WORK REQUIRED.
Search the records for the word "ROAD" and report each line that has it.

TASK INPUT.
**********
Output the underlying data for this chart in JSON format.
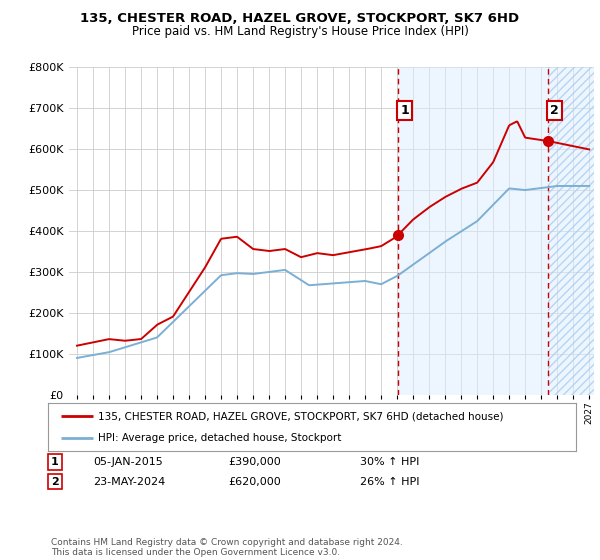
{
  "title": "135, CHESTER ROAD, HAZEL GROVE, STOCKPORT, SK7 6HD",
  "subtitle": "Price paid vs. HM Land Registry's House Price Index (HPI)",
  "legend_line1": "135, CHESTER ROAD, HAZEL GROVE, STOCKPORT, SK7 6HD (detached house)",
  "legend_line2": "HPI: Average price, detached house, Stockport",
  "annotation1_label": "1",
  "annotation1_date": "05-JAN-2015",
  "annotation1_price": "£390,000",
  "annotation1_hpi": "30% ↑ HPI",
  "annotation2_label": "2",
  "annotation2_date": "23-MAY-2024",
  "annotation2_price": "£620,000",
  "annotation2_hpi": "26% ↑ HPI",
  "footer": "Contains HM Land Registry data © Crown copyright and database right 2024.\nThis data is licensed under the Open Government Licence v3.0.",
  "hpi_color": "#7bafd4",
  "price_color": "#cc0000",
  "marker_color": "#cc0000",
  "annotation_box_color": "#cc0000",
  "grid_color": "#cccccc",
  "background_color": "#ffffff",
  "hatch_color": "#ddeeff",
  "ylim": [
    0,
    800000
  ],
  "yticks": [
    0,
    100000,
    200000,
    300000,
    400000,
    500000,
    600000,
    700000,
    800000
  ],
  "sale1_x": 2015.05,
  "sale1_y": 390000,
  "sale2_x": 2024.4,
  "sale2_y": 620000,
  "vline1_x": 2015.05,
  "vline2_x": 2024.4,
  "hatch_start": 2015.05,
  "hatch_end": 2027.3,
  "xlim_left": 1994.5,
  "xlim_right": 2027.3
}
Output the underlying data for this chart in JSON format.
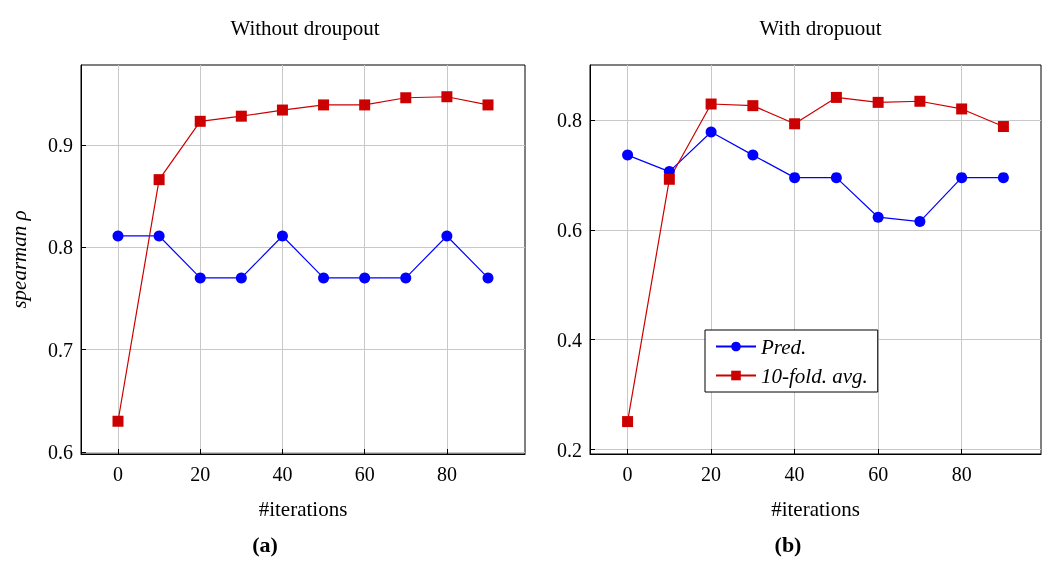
{
  "chart_data": [
    {
      "type": "line",
      "title": "Without droupout",
      "xlabel": "#iterations",
      "ylabel": "spearman ρ",
      "annotations": [
        "(a)"
      ],
      "x": [
        0,
        10,
        20,
        30,
        40,
        50,
        60,
        70,
        80,
        90
      ],
      "series": [
        {
          "color": "#0000ff",
          "marker": "circle",
          "values": [
            0.811,
            0.811,
            0.77,
            0.77,
            0.811,
            0.77,
            0.77,
            0.77,
            0.811,
            0.77
          ]
        },
        {
          "color": "#cc0000",
          "marker": "square",
          "values": [
            0.63,
            0.866,
            0.923,
            0.928,
            0.934,
            0.939,
            0.939,
            0.946,
            0.947,
            0.939
          ]
        }
      ],
      "xlim": [
        -9,
        99
      ],
      "xticks": [
        0,
        20,
        40,
        60,
        80
      ],
      "ylim": [
        0.598,
        0.978
      ],
      "yticks": [
        0.6,
        0.7,
        0.8,
        0.9
      ],
      "grid": true,
      "legend": false
    },
    {
      "type": "line",
      "title": "With dropuout",
      "xlabel": "#iterations",
      "annotations": [
        "(b)"
      ],
      "x": [
        0,
        10,
        20,
        30,
        40,
        50,
        60,
        70,
        80,
        90
      ],
      "series": [
        {
          "name": "Pred.",
          "color": "#0000ff",
          "marker": "circle",
          "values": [
            0.736,
            0.706,
            0.778,
            0.736,
            0.695,
            0.695,
            0.623,
            0.615,
            0.695,
            0.695
          ]
        },
        {
          "name": "10-fold. avg.",
          "color": "#cc0000",
          "marker": "square",
          "values": [
            0.251,
            0.692,
            0.829,
            0.826,
            0.793,
            0.841,
            0.832,
            0.834,
            0.82,
            0.788
          ]
        }
      ],
      "xlim": [
        -9,
        99
      ],
      "xticks": [
        0,
        20,
        40,
        60,
        80
      ],
      "ylim": [
        0.192,
        0.9
      ],
      "yticks": [
        0.2,
        0.4,
        0.6,
        0.8
      ],
      "grid": true,
      "legend": "bottom"
    }
  ]
}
**********
EXERCISE RESULT.
  "title": "135, CHESTER ROAD, HAZEL GROVE, STOCKPORT, SK7 6HD",
  "legend_line1": "135, CHESTER ROAD, HAZEL GROVE, STOCKPORT, SK7 6HD (detached house)",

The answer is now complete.